#### [Aim of the exercise]
Locate and copy each line in the data that contains the word "nests".

#### [Working data]

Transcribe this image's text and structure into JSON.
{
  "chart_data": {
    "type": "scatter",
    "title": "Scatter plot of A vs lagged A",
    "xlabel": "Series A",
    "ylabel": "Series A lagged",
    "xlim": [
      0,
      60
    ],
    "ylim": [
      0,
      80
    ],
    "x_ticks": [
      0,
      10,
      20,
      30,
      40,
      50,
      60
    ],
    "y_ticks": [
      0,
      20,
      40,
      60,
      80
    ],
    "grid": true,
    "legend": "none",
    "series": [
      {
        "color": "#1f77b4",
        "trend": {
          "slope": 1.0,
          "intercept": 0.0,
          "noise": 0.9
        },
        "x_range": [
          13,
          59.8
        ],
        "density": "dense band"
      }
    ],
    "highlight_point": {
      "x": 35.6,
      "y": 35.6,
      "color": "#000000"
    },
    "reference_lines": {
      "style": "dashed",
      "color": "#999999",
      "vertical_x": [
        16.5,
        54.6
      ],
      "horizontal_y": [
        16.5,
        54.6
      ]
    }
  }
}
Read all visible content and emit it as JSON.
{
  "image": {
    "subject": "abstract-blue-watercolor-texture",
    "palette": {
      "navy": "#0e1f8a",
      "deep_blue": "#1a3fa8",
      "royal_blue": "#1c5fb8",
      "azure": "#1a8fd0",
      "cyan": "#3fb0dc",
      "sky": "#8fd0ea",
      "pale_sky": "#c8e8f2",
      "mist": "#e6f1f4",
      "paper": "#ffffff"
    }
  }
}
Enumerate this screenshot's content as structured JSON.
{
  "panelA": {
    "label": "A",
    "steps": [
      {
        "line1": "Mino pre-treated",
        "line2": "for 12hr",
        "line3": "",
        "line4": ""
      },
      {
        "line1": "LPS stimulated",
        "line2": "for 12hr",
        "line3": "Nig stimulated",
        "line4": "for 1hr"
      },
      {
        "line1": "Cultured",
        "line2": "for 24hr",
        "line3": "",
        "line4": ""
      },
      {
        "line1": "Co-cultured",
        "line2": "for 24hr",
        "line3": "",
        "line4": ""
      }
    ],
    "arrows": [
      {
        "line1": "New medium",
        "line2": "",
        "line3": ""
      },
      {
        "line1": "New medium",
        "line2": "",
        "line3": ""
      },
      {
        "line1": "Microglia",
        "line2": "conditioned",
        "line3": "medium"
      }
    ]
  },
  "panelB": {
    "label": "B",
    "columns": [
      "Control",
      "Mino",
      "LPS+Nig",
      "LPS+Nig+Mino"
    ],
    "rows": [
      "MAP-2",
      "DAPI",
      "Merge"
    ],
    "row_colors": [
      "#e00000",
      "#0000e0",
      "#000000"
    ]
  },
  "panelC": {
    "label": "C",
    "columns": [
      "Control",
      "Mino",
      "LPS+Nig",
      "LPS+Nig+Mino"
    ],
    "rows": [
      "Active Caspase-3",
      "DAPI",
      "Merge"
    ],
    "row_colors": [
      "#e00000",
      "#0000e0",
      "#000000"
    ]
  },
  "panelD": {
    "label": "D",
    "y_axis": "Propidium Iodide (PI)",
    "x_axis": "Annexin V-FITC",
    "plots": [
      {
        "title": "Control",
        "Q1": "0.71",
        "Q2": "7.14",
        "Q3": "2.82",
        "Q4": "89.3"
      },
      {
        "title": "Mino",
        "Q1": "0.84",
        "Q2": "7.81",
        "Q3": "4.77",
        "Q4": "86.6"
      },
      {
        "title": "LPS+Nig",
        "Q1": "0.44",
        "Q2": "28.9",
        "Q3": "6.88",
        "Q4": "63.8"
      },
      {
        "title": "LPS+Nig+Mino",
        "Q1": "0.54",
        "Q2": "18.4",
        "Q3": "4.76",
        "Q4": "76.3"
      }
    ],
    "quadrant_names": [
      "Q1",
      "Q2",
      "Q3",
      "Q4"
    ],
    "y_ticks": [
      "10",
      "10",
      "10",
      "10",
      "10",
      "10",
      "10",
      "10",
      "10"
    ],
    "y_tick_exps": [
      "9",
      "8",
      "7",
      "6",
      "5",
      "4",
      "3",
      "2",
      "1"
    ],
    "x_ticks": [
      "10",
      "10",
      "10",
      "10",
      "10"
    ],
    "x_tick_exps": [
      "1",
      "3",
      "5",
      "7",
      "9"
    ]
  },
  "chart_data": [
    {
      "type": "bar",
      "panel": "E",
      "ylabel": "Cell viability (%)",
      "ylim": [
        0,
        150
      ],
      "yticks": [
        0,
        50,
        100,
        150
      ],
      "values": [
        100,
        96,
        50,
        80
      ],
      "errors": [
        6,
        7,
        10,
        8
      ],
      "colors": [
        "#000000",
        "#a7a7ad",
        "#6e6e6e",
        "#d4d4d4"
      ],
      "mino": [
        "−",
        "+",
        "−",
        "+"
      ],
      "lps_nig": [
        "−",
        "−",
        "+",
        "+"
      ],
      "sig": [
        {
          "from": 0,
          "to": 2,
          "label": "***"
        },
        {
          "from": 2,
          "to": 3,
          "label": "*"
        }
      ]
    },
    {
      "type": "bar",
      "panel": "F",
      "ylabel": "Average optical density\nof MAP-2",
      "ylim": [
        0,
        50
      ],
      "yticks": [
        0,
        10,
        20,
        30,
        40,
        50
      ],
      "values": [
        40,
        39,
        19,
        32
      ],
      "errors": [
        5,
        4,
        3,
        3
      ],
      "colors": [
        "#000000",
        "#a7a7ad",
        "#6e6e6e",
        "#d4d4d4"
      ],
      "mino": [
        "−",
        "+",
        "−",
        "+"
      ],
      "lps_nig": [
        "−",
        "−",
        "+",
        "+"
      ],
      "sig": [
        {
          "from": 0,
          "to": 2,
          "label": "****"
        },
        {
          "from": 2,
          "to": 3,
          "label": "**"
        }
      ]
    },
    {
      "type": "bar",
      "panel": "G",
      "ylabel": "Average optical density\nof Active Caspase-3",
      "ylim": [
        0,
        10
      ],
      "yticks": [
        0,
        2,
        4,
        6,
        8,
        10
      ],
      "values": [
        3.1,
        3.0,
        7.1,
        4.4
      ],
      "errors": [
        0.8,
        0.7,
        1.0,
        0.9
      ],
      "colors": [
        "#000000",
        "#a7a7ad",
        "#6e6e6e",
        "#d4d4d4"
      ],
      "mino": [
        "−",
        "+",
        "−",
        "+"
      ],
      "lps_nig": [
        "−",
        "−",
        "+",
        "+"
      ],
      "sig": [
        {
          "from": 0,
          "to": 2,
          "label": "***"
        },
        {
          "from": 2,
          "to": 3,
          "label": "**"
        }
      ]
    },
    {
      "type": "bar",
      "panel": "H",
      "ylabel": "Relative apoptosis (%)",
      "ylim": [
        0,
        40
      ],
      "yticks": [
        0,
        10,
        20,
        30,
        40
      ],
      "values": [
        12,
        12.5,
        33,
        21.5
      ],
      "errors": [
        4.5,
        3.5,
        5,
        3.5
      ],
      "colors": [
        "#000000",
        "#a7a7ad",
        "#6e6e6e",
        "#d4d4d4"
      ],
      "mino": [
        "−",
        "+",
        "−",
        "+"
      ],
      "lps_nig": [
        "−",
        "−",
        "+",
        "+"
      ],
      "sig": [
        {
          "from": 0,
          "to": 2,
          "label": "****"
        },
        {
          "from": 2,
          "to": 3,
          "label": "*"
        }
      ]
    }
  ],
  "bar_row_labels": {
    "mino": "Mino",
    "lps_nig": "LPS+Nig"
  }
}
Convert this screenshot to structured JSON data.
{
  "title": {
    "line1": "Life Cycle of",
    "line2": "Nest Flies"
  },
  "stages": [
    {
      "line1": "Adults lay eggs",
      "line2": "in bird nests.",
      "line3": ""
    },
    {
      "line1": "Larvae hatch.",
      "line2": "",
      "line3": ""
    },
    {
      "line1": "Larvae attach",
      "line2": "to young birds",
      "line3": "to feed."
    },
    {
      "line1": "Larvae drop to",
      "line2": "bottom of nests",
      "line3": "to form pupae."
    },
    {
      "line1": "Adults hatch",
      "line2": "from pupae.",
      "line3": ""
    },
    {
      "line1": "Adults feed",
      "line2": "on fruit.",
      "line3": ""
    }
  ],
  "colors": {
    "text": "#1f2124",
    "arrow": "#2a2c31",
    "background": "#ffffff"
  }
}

#### [Output of the task]
      "line2": "in bird nests.",
      "line2": "bottom of nests",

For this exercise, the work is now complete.